Type out all the records word for word. Any pictures are to be left out.

(A block of data)
○ ○ ○ ○ ○ ○ ○
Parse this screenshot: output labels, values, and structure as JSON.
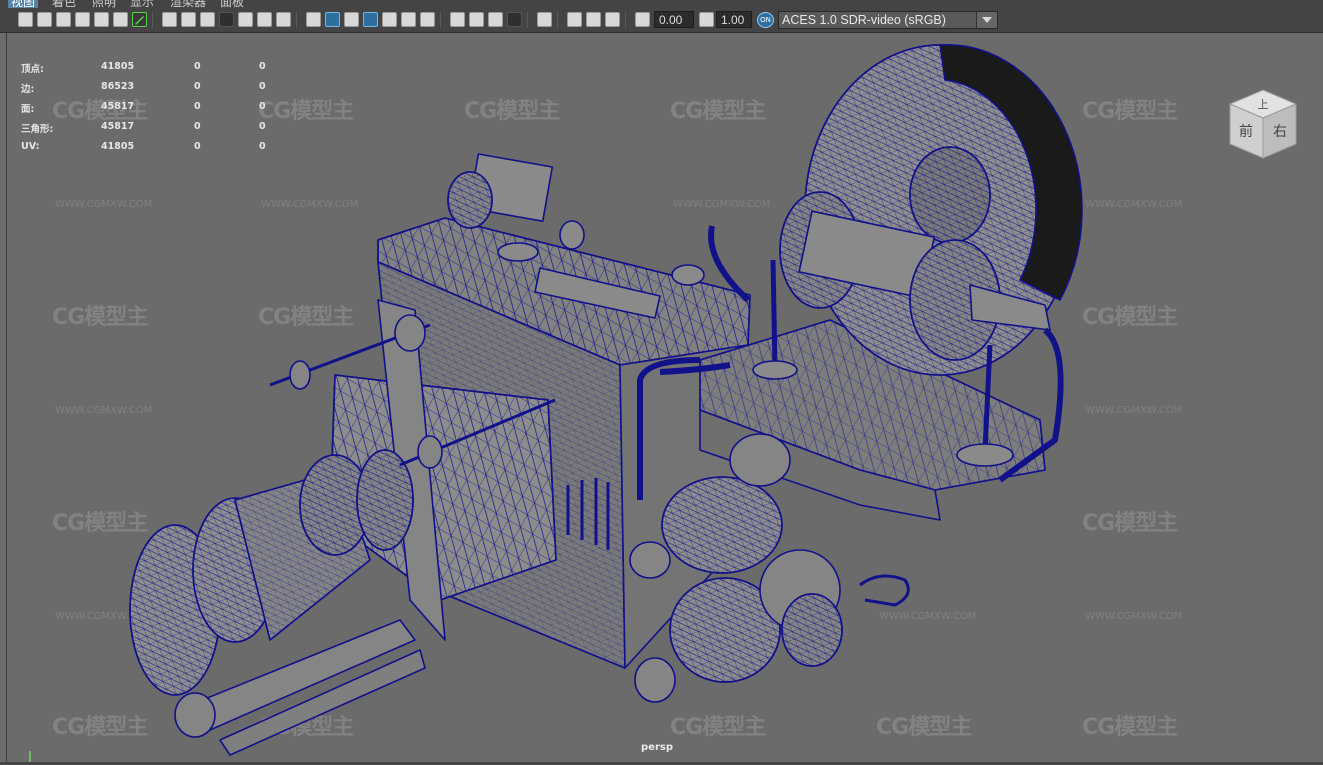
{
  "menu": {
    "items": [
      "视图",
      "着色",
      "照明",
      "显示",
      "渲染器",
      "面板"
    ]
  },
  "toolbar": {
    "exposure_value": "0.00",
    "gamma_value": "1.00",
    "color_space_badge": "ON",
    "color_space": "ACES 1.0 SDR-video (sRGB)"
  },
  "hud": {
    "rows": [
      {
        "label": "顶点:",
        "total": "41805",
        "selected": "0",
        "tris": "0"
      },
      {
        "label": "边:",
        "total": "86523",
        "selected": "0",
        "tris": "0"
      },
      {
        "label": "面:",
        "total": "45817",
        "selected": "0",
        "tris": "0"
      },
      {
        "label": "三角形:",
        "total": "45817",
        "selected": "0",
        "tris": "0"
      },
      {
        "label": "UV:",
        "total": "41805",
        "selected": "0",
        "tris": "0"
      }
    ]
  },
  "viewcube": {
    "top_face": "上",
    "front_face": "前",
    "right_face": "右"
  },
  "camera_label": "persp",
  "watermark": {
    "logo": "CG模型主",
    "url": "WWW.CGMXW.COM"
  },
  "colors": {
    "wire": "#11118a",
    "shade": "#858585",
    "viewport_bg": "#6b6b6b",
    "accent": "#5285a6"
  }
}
○ ○ ○ ○ ○ ○ ○
» EXERCISE SOLUTION:
Parse this screenshot: output labels, values, and structure as JSON.
{
  "menu": {
    "items": [
      "视图",
      "着色",
      "照明",
      "显示",
      "渲染器",
      "面板"
    ]
  },
  "toolbar": {
    "exposure_value": "0.00",
    "gamma_value": "1.00",
    "color_space_badge": "ON",
    "color_space": "ACES 1.0 SDR-video (sRGB)"
  },
  "hud": {
    "rows": [
      {
        "label": "顶点:",
        "total": "41805",
        "selected": "0",
        "tris": "0"
      },
      {
        "label": "边:",
        "total": "86523",
        "selected": "0",
        "tris": "0"
      },
      {
        "label": "面:",
        "total": "45817",
        "selected": "0",
        "tris": "0"
      },
      {
        "label": "三角形:",
        "total": "45817",
        "selected": "0",
        "tris": "0"
      },
      {
        "label": "UV:",
        "total": "41805",
        "selected": "0",
        "tris": "0"
      }
    ]
  },
  "viewcube": {
    "top_face": "上",
    "front_face": "前",
    "right_face": "右"
  },
  "camera_label": "persp",
  "watermark": {
    "logo": "CG模型主",
    "url": "WWW.CGMXW.COM"
  },
  "colors": {
    "wire": "#11118a",
    "shade": "#858585",
    "viewport_bg": "#6b6b6b",
    "accent": "#5285a6"
  }
}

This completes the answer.